Your objective: Copy every line of the records below without changing a character, and leave the pictures out of your answer.

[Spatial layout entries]
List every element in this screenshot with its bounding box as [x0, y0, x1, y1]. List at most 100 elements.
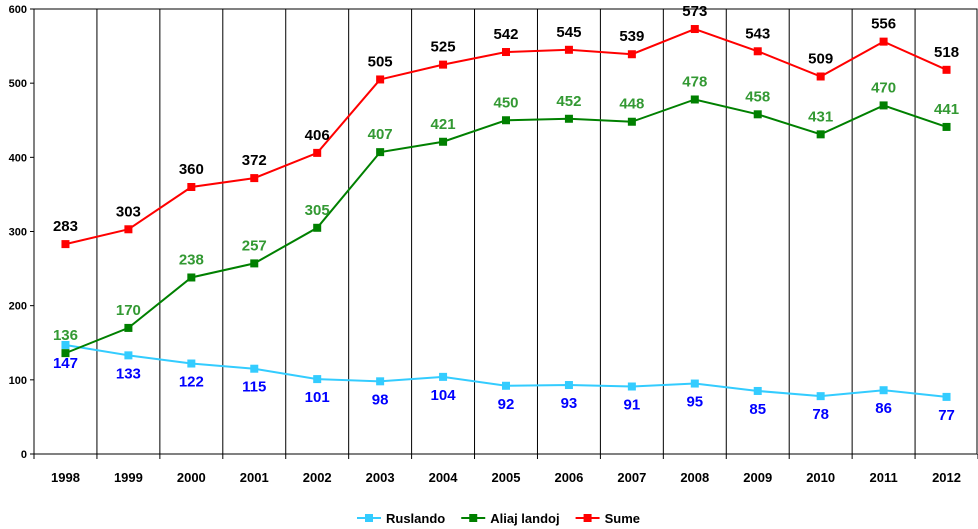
data-label: 122 [179, 374, 204, 391]
data-point [502, 116, 510, 125]
data-point [816, 72, 825, 81]
data-label: 441 [934, 101, 959, 118]
data-label: 509 [808, 50, 833, 67]
data-point [502, 381, 510, 390]
data-label: 92 [498, 396, 515, 413]
data-label: 543 [745, 25, 770, 42]
data-point [627, 382, 636, 391]
x-tick-label: 2010 [806, 470, 835, 485]
data-point [376, 148, 385, 157]
gridlines [96, 9, 916, 454]
data-point [879, 386, 888, 395]
data-point [753, 110, 762, 119]
data-label: 303 [116, 203, 141, 220]
data-point [879, 37, 888, 46]
y-axis-ticks: 0 100 200 300 400 500 600 [9, 4, 34, 461]
data-point [564, 114, 573, 123]
data-point [313, 223, 322, 232]
data-point [187, 183, 196, 191]
data-point [564, 45, 573, 54]
data-point [439, 372, 448, 381]
data-point [61, 240, 70, 249]
data-label: 518 [934, 44, 959, 61]
legend-label: Ruslando [386, 511, 445, 526]
data-point [187, 273, 196, 282]
y-tick-label: 500 [9, 78, 27, 90]
data-point [250, 174, 259, 183]
series-aliaj-landoj: 136 170 238 257 305 407 421 450 452 448 478 458 431 4… [53, 73, 959, 358]
data-point [376, 377, 385, 386]
data-point [439, 137, 448, 146]
x-tick-label: 2002 [303, 470, 332, 485]
data-label: 360 [179, 161, 204, 178]
data-point [502, 48, 510, 57]
x-axis-ticks: 1998 1999 2000 2001 2002 2003 2004 2005 2006 2007… [33, 454, 978, 485]
y-tick-label: 600 [9, 4, 27, 16]
data-label: 101 [305, 389, 330, 406]
x-tick-label: 2012 [932, 470, 961, 485]
data-point [690, 379, 699, 388]
data-point [942, 122, 951, 131]
data-label: 95 [686, 394, 703, 411]
data-point [690, 95, 699, 104]
data-point [879, 101, 888, 110]
data-point [753, 47, 762, 56]
data-point [250, 364, 259, 373]
data-label: 104 [431, 387, 457, 404]
legend-swatch-marker [583, 514, 592, 522]
data-label: 372 [242, 152, 267, 169]
data-label: 431 [808, 108, 833, 125]
data-label: 170 [116, 302, 141, 319]
data-label: 525 [431, 39, 456, 56]
data-label: 539 [619, 28, 644, 45]
data-point [627, 50, 636, 59]
data-label: 283 [53, 218, 78, 235]
x-tick-label: 2007 [617, 470, 646, 485]
x-tick-label: 2006 [554, 470, 583, 485]
data-point [564, 381, 573, 390]
y-tick-label: 200 [9, 301, 27, 313]
data-label: 478 [682, 73, 707, 90]
data-label: 98 [372, 391, 389, 408]
data-label: 133 [116, 365, 141, 382]
x-tick-label: 2000 [177, 470, 206, 485]
x-tick-label: 1998 [51, 470, 80, 485]
data-point [187, 359, 196, 368]
y-tick-label: 0 [21, 449, 27, 461]
data-point [313, 375, 322, 384]
data-label: 257 [242, 237, 267, 254]
data-label: 147 [53, 355, 78, 372]
data-label: 573 [682, 3, 707, 20]
legend-label: Sume [605, 511, 640, 526]
data-label: 406 [305, 127, 330, 144]
data-label: 407 [368, 126, 393, 143]
data-label: 93 [561, 395, 578, 412]
data-point [250, 259, 259, 268]
legend-item-sume: Sume [575, 511, 640, 526]
data-point [816, 392, 825, 401]
x-tick-label: 2008 [680, 470, 709, 485]
data-point [124, 225, 133, 234]
series-ruslando: 147 133 122 115 101 98 104 92 93 91 95 85 78 86 77 [53, 340, 955, 424]
data-point [61, 340, 70, 349]
data-label: 556 [871, 16, 896, 33]
data-label: 86 [875, 400, 892, 417]
data-label: 545 [556, 24, 581, 41]
x-tick-label: 2005 [492, 470, 521, 485]
data-label: 136 [53, 327, 78, 344]
data-label: 458 [745, 88, 770, 105]
data-point [124, 323, 133, 332]
data-label: 505 [368, 53, 393, 70]
y-tick-label: 400 [9, 152, 27, 164]
data-label: 470 [871, 79, 896, 96]
data-point [627, 117, 636, 126]
data-label: 91 [624, 397, 641, 414]
legend-item-aliaj-landoj: Aliaj landoj [461, 511, 560, 526]
data-label: 452 [556, 93, 581, 110]
data-label: 238 [179, 251, 204, 268]
data-point [124, 351, 133, 360]
x-tick-label: 2001 [240, 470, 269, 485]
legend-swatch-marker [365, 514, 373, 522]
data-label: 450 [493, 94, 518, 111]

The completed task:
List every element in this screenshot with its bounding box as [x0, y0, x1, y1]. List at most 100 elements.
data-label: 122 [179, 374, 204, 391]
data-point [502, 116, 510, 125]
data-point [816, 72, 825, 81]
data-label: 441 [934, 101, 959, 118]
data-label: 509 [808, 50, 833, 67]
data-point [502, 381, 510, 390]
data-label: 92 [498, 396, 515, 413]
data-label: 543 [745, 25, 770, 42]
data-point [627, 382, 636, 391]
x-tick-label: 2010 [806, 470, 835, 485]
data-point [376, 148, 385, 157]
gridlines [96, 9, 916, 454]
data-point [879, 386, 888, 395]
data-point [753, 110, 762, 119]
data-label: 303 [116, 203, 141, 220]
data-point [879, 37, 888, 46]
y-axis-ticks: 0 100 200 300 400 500 600 [9, 4, 34, 461]
data-point [564, 114, 573, 123]
data-point [313, 223, 322, 232]
data-point [187, 183, 196, 191]
data-point [564, 45, 573, 54]
data-point [439, 372, 448, 381]
data-point [61, 240, 70, 249]
data-label: 518 [934, 44, 959, 61]
legend-label: Ruslando [386, 511, 445, 526]
data-point [187, 273, 196, 282]
y-tick-label: 500 [9, 78, 27, 90]
data-point [250, 174, 259, 183]
series-aliaj-landoj: 136 170 238 257 305 407 421 450 452 448 478 458 431 4… [53, 73, 959, 358]
data-point [376, 377, 385, 386]
data-point [439, 137, 448, 146]
x-tick-label: 2002 [303, 470, 332, 485]
data-label: 360 [179, 161, 204, 178]
data-point [502, 48, 510, 57]
x-axis-ticks: 1998 1999 2000 2001 2002 2003 2004 2005 2006 2007… [33, 454, 978, 485]
y-tick-label: 600 [9, 4, 27, 16]
data-label: 101 [305, 389, 330, 406]
x-tick-label: 2012 [932, 470, 961, 485]
data-point [690, 379, 699, 388]
data-point [942, 122, 951, 131]
data-label: 95 [686, 394, 703, 411]
data-point [690, 95, 699, 104]
data-point [879, 101, 888, 110]
data-point [753, 47, 762, 56]
data-point [250, 364, 259, 373]
data-label: 104 [431, 387, 457, 404]
legend-swatch-marker [583, 514, 592, 522]
data-label: 372 [242, 152, 267, 169]
data-label: 431 [808, 108, 833, 125]
data-label: 170 [116, 302, 141, 319]
data-label: 525 [431, 39, 456, 56]
data-label: 539 [619, 28, 644, 45]
data-point [627, 50, 636, 59]
data-label: 283 [53, 218, 78, 235]
x-tick-label: 2007 [617, 470, 646, 485]
x-tick-label: 2006 [554, 470, 583, 485]
data-point [564, 381, 573, 390]
y-tick-label: 200 [9, 301, 27, 313]
data-label: 478 [682, 73, 707, 90]
data-label: 98 [372, 391, 389, 408]
data-label: 133 [116, 365, 141, 382]
x-tick-label: 2000 [177, 470, 206, 485]
x-tick-label: 1998 [51, 470, 80, 485]
data-point [187, 359, 196, 368]
y-tick-label: 0 [21, 449, 27, 461]
data-point [313, 375, 322, 384]
data-label: 257 [242, 237, 267, 254]
data-label: 147 [53, 355, 78, 372]
data-label: 573 [682, 3, 707, 20]
legend-label: Sume [605, 511, 640, 526]
data-label: 406 [305, 127, 330, 144]
data-label: 407 [368, 126, 393, 143]
data-label: 93 [561, 395, 578, 412]
data-point [250, 259, 259, 268]
legend-item-sume: Sume [575, 511, 640, 526]
data-point [816, 392, 825, 401]
x-tick-label: 2008 [680, 470, 709, 485]
data-point [124, 225, 133, 234]
series-ruslando: 147 133 122 115 101 98 104 92 93 91 95 85 78 86 77 [53, 340, 955, 424]
data-point [61, 340, 70, 349]
data-label: 556 [871, 16, 896, 33]
data-label: 86 [875, 400, 892, 417]
data-label: 545 [556, 24, 581, 41]
x-tick-label: 2005 [492, 470, 521, 485]
data-label: 136 [53, 327, 78, 344]
data-label: 458 [745, 88, 770, 105]
data-point [124, 323, 133, 332]
data-label: 505 [368, 53, 393, 70]
y-tick-label: 400 [9, 152, 27, 164]
data-label: 470 [871, 79, 896, 96]
data-point [627, 117, 636, 126]
data-label: 91 [624, 397, 641, 414]
legend-item-aliaj-landoj: Aliaj landoj [461, 511, 560, 526]
data-label: 452 [556, 93, 581, 110]
data-label: 238 [179, 251, 204, 268]
data-point [124, 351, 133, 360]
x-tick-label: 2001 [240, 470, 269, 485]
legend-swatch-marker [365, 514, 373, 522]
data-label: 450 [493, 94, 518, 111]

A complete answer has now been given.